* **GIVEN PROBLEM**:
Each entry has to be copied exactly, with nothing missed.
===== RECORDED DATA =====
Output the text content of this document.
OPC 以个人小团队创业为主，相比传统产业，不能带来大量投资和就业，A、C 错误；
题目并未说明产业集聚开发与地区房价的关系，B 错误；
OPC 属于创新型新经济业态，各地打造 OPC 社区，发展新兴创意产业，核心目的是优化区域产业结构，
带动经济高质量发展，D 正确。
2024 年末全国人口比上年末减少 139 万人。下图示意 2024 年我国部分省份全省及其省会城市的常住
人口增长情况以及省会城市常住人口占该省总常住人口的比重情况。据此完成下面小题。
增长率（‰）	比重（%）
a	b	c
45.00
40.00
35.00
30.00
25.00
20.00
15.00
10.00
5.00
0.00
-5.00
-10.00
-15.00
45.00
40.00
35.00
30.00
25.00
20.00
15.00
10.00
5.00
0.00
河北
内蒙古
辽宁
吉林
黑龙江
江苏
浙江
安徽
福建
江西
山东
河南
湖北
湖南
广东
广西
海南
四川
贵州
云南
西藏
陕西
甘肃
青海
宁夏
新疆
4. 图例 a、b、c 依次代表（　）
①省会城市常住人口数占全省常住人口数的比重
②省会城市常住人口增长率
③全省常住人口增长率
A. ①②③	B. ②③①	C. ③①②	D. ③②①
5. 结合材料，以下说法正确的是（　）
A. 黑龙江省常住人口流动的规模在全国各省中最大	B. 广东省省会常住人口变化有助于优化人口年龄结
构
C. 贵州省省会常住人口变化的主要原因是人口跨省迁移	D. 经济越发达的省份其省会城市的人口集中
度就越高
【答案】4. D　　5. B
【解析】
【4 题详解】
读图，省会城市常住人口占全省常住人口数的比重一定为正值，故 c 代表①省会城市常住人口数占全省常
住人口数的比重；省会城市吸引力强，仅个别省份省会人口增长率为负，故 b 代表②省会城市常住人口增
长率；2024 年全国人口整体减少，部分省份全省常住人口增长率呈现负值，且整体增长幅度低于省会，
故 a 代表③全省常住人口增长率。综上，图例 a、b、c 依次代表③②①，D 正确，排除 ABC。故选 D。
=====
* **CORRECT RESULT**:
Output the text content of this document.
OPC 以个人小团队创业为主，相比传统产业，不能带来大量投资和就业，A、C 错误；
题目并未说明产业集聚开发与地区房价的关系，B 错误；
OPC 属于创新型新经济业态，各地打造 OPC 社区，发展新兴创意产业，核心目的是优化区域产业结构，
带动经济高质量发展，D 正确。
2024 年末全国人口比上年末减少 139 万人。下图示意 2024 年我国部分省份全省及其省会城市的常住
人口增长情况以及省会城市常住人口占该省总常住人口的比重情况。据此完成下面小题。
增长率（‰）	比重（%）
a	b	c
45.00
40.00
35.00
30.00
25.00
20.00
15.00
10.00
5.00
0.00
-5.00
-10.00
-15.00
45.00
40.00
35.00
30.00
25.00
20.00
15.00
10.00
5.00
0.00
河北
内蒙古
辽宁
吉林
黑龙江
江苏
浙江
安徽
福建
江西
山东
河南
湖北
湖南
广东
广西
海南
四川
贵州
云南
西藏
陕西
甘肃
青海
宁夏
新疆
4. 图例 a、b、c 依次代表（　）
①省会城市常住人口数占全省常住人口数的比重
②省会城市常住人口增长率
③全省常住人口增长率
A. ①②③	B. ②③①	C. ③①②	D. ③②①
5. 结合材料，以下说法正确的是（　）
A. 黑龙江省常住人口流动的规模在全国各省中最大	B. 广东省省会常住人口变化有助于优化人口年龄结
构
C. 贵州省省会常住人口变化的主要原因是人口跨省迁移	D. 经济越发达的省份其省会城市的人口集中
度就越高
【答案】4. D　　5. B
【解析】
【4 题详解】
读图，省会城市常住人口占全省常住人口数的比重一定为正值，故 c 代表①省会城市常住人口数占全省常
住人口数的比重；省会城市吸引力强，仅个别省份省会人口增长率为负，故 b 代表②省会城市常住人口增
长率；2024 年全国人口整体减少，部分省份全省常住人口增长率呈现负值，且整体增长幅度低于省会，
故 a 代表③全省常住人口增长率。综上，图例 a、b、c 依次代表③②①，D 正确，排除 ABC。故选 D。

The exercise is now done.